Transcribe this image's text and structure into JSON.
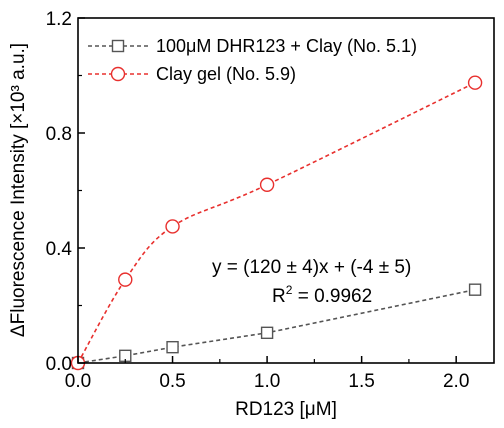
{
  "chart_data": {
    "type": "line",
    "xlabel": "RD123 [μM]",
    "ylabel": "ΔFluorescence Intensity [×10³ a.u.]",
    "xlim": [
      0,
      2.2
    ],
    "ylim": [
      0,
      1.2
    ],
    "x_ticks": [
      "0.0",
      "0.5",
      "1.0",
      "1.5",
      "2.0"
    ],
    "y_ticks": [
      "0.0",
      "0.4",
      "0.8",
      "1.2"
    ],
    "grid": false,
    "legend_position": "top-left",
    "series": [
      {
        "name": "100μM DHR123 + Clay (No. 5.1)",
        "marker": "square",
        "line_style": "dashed",
        "color": "#555555",
        "x": [
          0,
          0.25,
          0.5,
          1.0,
          2.1
        ],
        "y": [
          0,
          0.025,
          0.055,
          0.105,
          0.255
        ]
      },
      {
        "name": "Clay gel (No. 5.9)",
        "marker": "circle",
        "line_style": "dashed",
        "color": "#e8302e",
        "x": [
          0,
          0.25,
          0.5,
          1.0,
          2.1
        ],
        "y": [
          0,
          0.29,
          0.475,
          0.62,
          0.975
        ]
      }
    ],
    "annotations": {
      "fit_equation": "y = (120 ± 4)x + (-4 ± 5)",
      "r_squared_prefix": "R",
      "r_squared_sup": "2",
      "r_squared_value": " = 0.9962"
    }
  }
}
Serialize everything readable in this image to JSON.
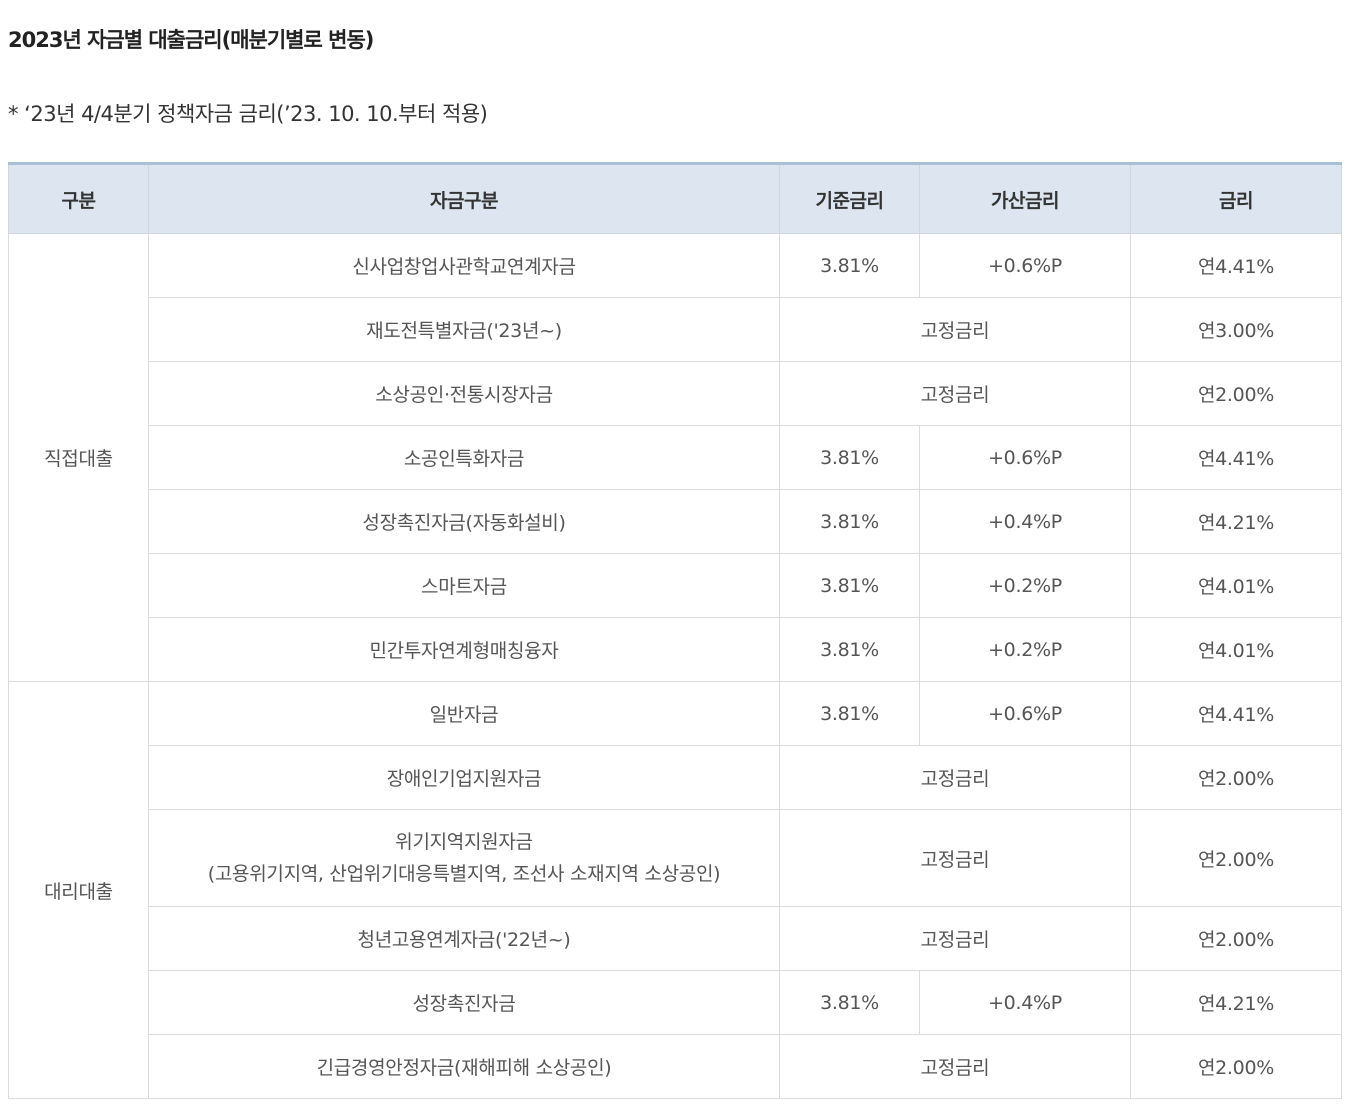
{
  "title": "2023년 자금별 대출금리(매분기별로 변동)",
  "note": "* ‘23년 4/4분기 정책자금 금리(’23. 10. 10.부터 적용)",
  "table": {
    "headers": [
      "구분",
      "자금구분",
      "기준금리",
      "가산금리",
      "금리"
    ],
    "groups": [
      {
        "category": "직접대출",
        "rows": [
          {
            "fund": "신사업창업사관학교연계자금",
            "base": "3.81%",
            "add": "+0.6%P",
            "rate": "연4.41%"
          },
          {
            "fund": "재도전특별자금('23년~)",
            "fixed": "고정금리",
            "rate": "연3.00%"
          },
          {
            "fund": "소상공인·전통시장자금",
            "fixed": "고정금리",
            "rate": "연2.00%"
          },
          {
            "fund": "소공인특화자금",
            "base": "3.81%",
            "add": "+0.6%P",
            "rate": "연4.41%"
          },
          {
            "fund": "성장촉진자금(자동화설비)",
            "base": "3.81%",
            "add": "+0.4%P",
            "rate": "연4.21%"
          },
          {
            "fund": "스마트자금",
            "base": "3.81%",
            "add": "+0.2%P",
            "rate": "연4.01%"
          },
          {
            "fund": "민간투자연계형매칭융자",
            "base": "3.81%",
            "add": "+0.2%P",
            "rate": "연4.01%"
          }
        ]
      },
      {
        "category": "대리대출",
        "rows": [
          {
            "fund": "일반자금",
            "base": "3.81%",
            "add": "+0.6%P",
            "rate": "연4.41%"
          },
          {
            "fund": "장애인기업지원자금",
            "fixed": "고정금리",
            "rate": "연2.00%"
          },
          {
            "fund": "위기지역지원자금",
            "fund_sub": "(고용위기지역, 산업위기대응특별지역, 조선사 소재지역 소상공인)",
            "fixed": "고정금리",
            "rate": "연2.00%"
          },
          {
            "fund": "청년고용연계자금('22년~)",
            "fixed": "고정금리",
            "rate": "연2.00%"
          },
          {
            "fund": "성장촉진자금",
            "base": "3.81%",
            "add": "+0.4%P",
            "rate": "연4.21%"
          },
          {
            "fund": "긴급경영안정자금(재해피해 소상공인)",
            "fixed": "고정금리",
            "rate": "연2.00%"
          }
        ]
      }
    ]
  }
}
□ □ □ □ □ □ □
Provide the number of lines in these entries that hold the word "JSON", without any accompanying text.

2